◆ REQUIREMENT
Give back a single number: the count of lines in the data that contain the string "pairs".

(Page segmentation data)
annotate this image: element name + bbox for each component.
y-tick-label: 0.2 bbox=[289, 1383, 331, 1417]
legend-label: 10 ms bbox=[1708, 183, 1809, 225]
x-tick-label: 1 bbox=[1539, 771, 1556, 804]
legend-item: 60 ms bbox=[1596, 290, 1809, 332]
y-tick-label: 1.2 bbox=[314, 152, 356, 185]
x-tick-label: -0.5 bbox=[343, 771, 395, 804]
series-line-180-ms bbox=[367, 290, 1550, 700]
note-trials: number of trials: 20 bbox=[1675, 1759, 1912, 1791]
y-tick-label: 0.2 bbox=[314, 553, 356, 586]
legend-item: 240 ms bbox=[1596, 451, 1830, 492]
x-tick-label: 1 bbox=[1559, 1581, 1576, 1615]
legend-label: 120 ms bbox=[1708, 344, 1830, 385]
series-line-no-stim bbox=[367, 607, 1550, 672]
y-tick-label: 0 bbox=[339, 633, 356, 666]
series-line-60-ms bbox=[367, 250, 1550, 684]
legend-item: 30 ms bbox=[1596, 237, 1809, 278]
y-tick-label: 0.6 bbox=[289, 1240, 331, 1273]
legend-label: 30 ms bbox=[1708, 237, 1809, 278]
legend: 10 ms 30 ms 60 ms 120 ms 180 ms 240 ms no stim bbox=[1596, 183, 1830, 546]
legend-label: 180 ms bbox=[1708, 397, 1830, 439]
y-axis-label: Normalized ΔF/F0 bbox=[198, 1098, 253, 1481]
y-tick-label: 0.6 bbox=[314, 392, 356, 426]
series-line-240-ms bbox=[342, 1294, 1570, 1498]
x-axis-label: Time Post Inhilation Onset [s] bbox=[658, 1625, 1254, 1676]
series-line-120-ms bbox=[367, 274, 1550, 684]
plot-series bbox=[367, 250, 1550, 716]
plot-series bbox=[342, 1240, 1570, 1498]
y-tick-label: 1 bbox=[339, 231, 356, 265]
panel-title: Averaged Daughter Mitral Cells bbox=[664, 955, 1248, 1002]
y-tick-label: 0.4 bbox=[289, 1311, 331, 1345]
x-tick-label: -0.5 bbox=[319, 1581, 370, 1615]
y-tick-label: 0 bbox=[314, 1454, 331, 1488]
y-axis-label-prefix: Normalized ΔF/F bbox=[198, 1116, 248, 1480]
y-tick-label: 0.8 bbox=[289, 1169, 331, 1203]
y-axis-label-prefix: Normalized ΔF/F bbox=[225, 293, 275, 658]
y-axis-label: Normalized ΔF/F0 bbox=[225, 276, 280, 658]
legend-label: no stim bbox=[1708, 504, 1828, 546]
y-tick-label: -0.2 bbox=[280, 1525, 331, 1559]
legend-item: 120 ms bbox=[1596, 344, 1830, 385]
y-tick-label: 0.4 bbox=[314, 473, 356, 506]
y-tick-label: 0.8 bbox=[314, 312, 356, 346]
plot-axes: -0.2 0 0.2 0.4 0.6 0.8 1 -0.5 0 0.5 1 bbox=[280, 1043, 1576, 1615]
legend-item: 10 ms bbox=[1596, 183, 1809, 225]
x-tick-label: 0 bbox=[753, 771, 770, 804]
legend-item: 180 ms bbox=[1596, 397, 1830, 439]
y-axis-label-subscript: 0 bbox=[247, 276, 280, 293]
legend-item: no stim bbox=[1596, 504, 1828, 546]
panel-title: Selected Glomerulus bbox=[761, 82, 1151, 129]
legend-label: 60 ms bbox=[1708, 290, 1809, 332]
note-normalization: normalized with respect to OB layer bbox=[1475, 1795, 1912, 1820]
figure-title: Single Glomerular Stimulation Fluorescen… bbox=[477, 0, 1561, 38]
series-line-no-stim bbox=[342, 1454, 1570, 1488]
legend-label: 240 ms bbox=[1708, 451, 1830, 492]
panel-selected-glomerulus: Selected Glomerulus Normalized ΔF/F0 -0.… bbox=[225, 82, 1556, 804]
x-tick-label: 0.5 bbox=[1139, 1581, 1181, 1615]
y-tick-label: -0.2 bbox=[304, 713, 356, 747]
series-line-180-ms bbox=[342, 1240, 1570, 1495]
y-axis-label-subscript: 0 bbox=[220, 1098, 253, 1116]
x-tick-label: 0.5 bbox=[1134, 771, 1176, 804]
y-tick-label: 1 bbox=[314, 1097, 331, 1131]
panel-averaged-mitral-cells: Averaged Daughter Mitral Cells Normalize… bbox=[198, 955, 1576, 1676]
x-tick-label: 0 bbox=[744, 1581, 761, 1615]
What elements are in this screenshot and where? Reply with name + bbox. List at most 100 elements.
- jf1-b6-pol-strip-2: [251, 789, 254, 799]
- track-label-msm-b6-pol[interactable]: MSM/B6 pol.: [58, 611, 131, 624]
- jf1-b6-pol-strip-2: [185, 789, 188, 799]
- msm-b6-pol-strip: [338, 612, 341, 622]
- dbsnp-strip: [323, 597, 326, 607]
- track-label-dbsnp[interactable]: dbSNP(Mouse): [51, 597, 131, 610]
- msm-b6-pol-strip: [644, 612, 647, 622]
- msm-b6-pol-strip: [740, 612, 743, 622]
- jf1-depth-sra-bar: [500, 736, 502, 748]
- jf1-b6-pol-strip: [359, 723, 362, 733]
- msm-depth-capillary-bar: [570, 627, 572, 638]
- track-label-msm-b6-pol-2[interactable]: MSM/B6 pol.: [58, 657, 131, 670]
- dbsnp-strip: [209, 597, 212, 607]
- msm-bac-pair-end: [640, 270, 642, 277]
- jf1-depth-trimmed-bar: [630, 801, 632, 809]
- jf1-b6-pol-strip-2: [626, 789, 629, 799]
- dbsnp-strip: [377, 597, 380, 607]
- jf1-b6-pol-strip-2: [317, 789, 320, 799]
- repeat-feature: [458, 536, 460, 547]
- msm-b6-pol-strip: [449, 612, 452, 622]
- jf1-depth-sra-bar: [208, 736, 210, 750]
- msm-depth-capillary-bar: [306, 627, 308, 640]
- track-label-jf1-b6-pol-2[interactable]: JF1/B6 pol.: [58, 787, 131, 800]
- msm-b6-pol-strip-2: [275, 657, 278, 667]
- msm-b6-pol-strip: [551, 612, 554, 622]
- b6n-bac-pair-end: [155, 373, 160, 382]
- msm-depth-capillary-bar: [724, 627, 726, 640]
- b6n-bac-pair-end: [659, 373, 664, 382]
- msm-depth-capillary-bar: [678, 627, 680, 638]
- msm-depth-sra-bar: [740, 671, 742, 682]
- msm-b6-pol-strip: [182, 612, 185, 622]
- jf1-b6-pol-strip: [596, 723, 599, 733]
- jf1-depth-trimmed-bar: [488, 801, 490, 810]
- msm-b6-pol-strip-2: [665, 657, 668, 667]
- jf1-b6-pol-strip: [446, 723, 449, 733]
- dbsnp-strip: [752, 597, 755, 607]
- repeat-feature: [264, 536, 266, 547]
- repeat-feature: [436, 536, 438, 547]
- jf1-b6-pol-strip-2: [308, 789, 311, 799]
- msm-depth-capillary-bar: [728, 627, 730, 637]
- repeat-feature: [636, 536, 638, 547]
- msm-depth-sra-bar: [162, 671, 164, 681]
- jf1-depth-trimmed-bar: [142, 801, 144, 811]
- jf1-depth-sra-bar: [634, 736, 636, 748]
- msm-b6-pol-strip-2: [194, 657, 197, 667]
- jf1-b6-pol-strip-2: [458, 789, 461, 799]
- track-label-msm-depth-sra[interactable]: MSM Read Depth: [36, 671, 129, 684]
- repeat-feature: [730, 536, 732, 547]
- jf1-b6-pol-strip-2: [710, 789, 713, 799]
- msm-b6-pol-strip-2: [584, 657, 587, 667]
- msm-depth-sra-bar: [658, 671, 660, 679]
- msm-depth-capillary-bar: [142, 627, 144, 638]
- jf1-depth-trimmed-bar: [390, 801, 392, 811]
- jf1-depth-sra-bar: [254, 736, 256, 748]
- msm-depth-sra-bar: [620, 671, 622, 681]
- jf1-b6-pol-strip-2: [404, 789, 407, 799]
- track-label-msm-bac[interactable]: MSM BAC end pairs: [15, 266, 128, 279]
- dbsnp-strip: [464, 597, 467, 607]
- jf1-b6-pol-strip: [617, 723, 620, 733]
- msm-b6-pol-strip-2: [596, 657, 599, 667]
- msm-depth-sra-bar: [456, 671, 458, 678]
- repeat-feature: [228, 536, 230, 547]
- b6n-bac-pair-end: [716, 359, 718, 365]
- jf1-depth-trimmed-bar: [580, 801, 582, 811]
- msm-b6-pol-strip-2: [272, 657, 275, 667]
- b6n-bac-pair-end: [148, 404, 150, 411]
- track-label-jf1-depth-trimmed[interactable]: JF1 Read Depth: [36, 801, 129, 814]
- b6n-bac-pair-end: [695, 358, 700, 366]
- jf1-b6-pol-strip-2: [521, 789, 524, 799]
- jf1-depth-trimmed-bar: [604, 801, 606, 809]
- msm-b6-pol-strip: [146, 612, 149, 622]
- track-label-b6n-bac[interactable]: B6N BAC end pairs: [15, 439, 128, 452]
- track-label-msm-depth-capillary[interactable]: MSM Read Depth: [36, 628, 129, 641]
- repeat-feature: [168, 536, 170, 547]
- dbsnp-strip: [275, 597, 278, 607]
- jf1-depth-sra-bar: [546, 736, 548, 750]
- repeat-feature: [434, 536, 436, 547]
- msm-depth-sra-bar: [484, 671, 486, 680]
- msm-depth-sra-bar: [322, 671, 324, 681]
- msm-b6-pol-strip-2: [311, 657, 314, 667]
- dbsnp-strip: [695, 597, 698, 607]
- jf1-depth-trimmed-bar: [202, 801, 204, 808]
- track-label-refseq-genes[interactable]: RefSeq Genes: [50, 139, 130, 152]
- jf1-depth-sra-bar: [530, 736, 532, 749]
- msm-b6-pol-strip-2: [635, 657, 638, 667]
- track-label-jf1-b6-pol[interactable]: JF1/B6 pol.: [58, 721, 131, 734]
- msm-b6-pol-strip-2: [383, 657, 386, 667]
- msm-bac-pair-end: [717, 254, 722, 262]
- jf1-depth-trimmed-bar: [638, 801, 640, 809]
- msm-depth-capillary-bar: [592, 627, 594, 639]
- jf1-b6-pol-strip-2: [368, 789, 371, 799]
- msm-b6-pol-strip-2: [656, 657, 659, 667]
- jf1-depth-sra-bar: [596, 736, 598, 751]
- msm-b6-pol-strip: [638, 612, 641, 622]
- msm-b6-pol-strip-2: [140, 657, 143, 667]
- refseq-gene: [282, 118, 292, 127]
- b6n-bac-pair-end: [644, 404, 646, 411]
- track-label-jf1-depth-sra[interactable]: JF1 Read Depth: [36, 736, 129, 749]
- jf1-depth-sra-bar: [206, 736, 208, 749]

◆ COMPLETED EXERCISE
2